### Exercise material
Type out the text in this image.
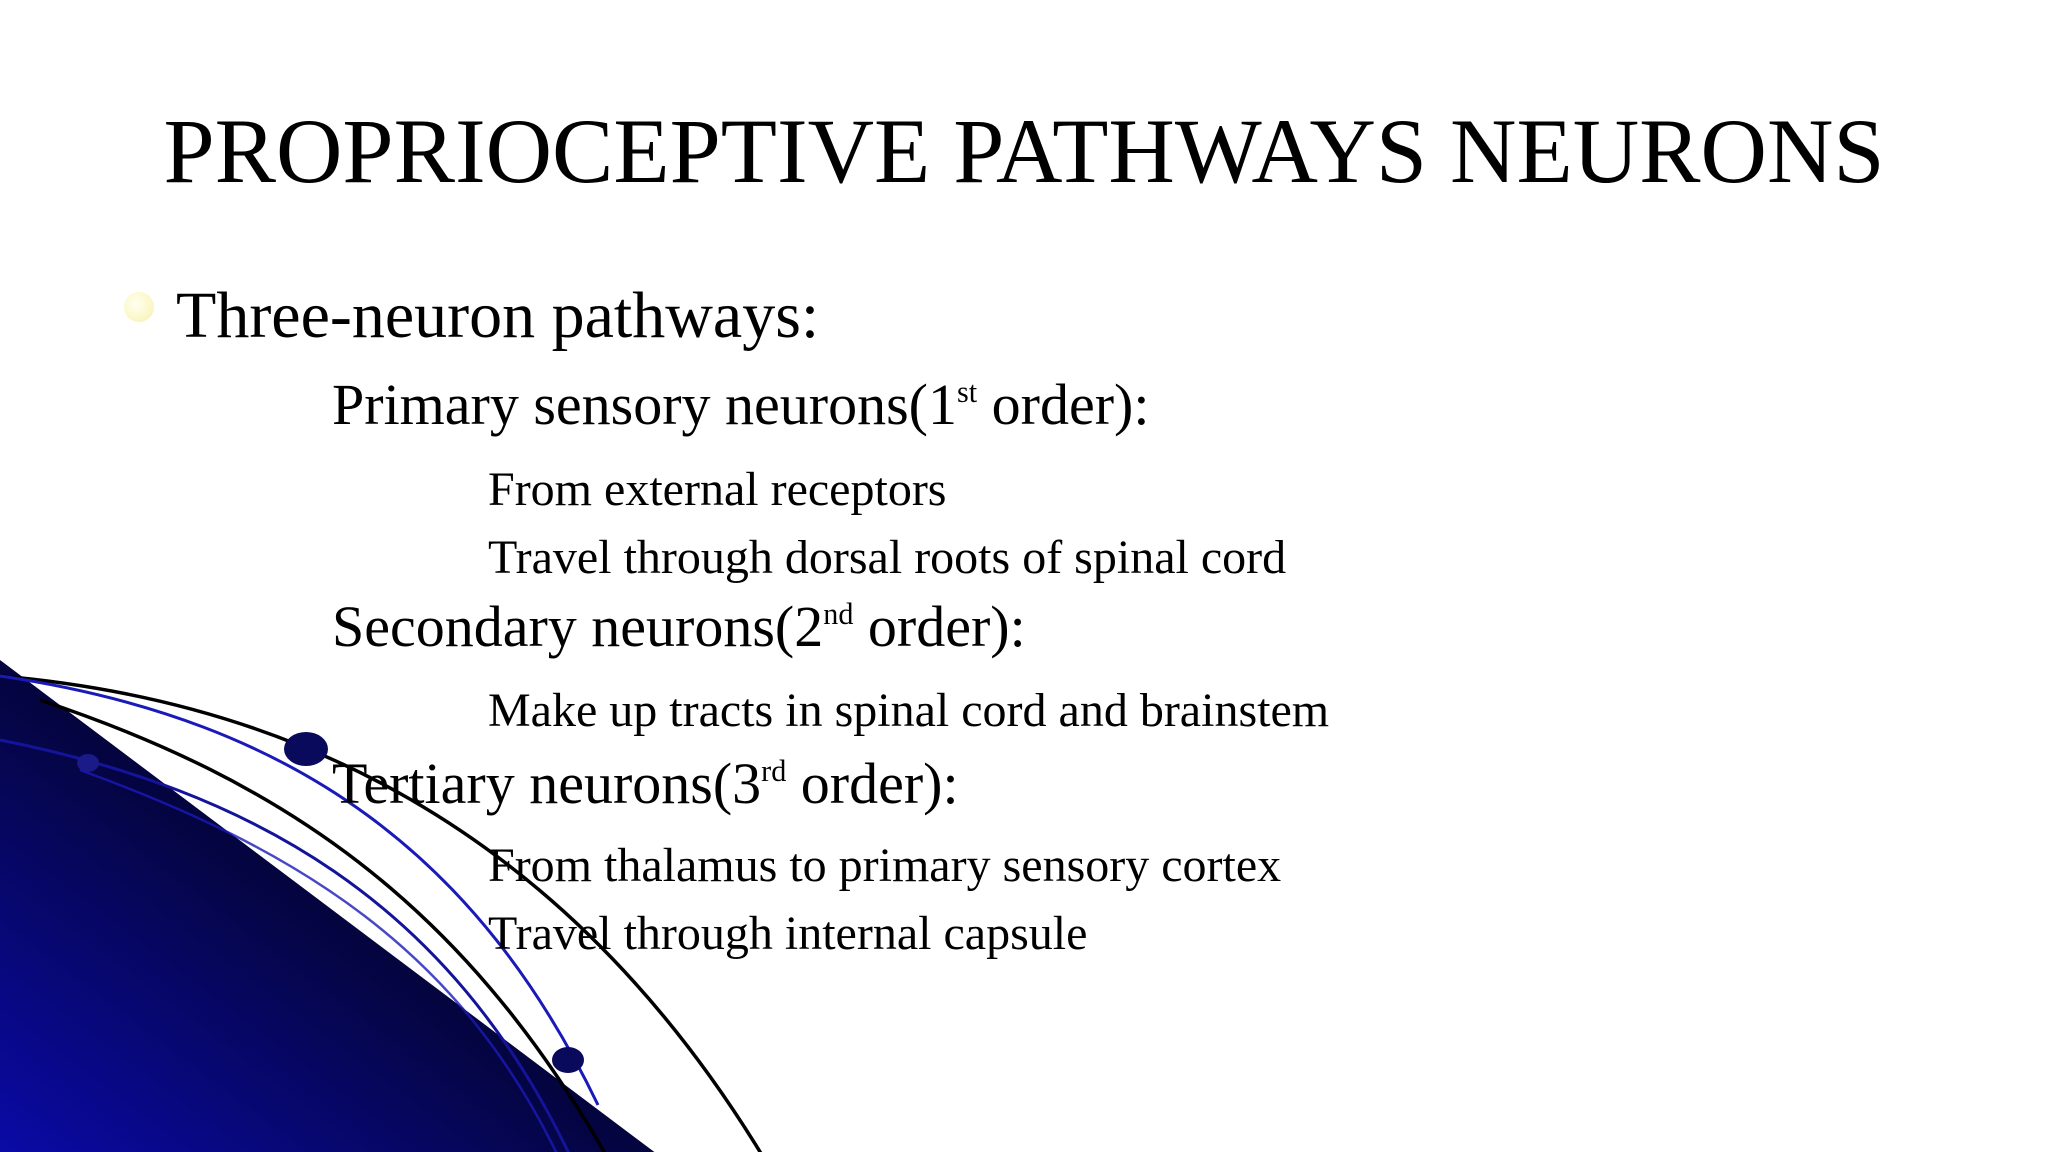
PROPRIOCEPTIVE PATHWAYS NEURONS

Three-neuron pathways:

Primary sensory neurons(1st order):

From external receptors

Travel through dorsal roots of spinal cord

Secondary neurons(2nd order):

Make up tracts in spinal cord and brainstem

Tertiary neurons(3rd order):

From thalamus to primary sensory cortex

Travel through internal capsule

### Exercise aim
Your task is to copy the entries in full and exactly, without any images.

### Expected answer
Type out the text in this image.
PROPRIOCEPTIVE PATHWAYS NEURONS

Three-neuron pathways:

Primary sensory neurons(1st order):

From external receptors

Travel through dorsal roots of spinal cord

Secondary neurons(2nd order):

Make up tracts in spinal cord and brainstem

Tertiary neurons(3rd order):

From thalamus to primary sensory cortex

Travel through internal capsule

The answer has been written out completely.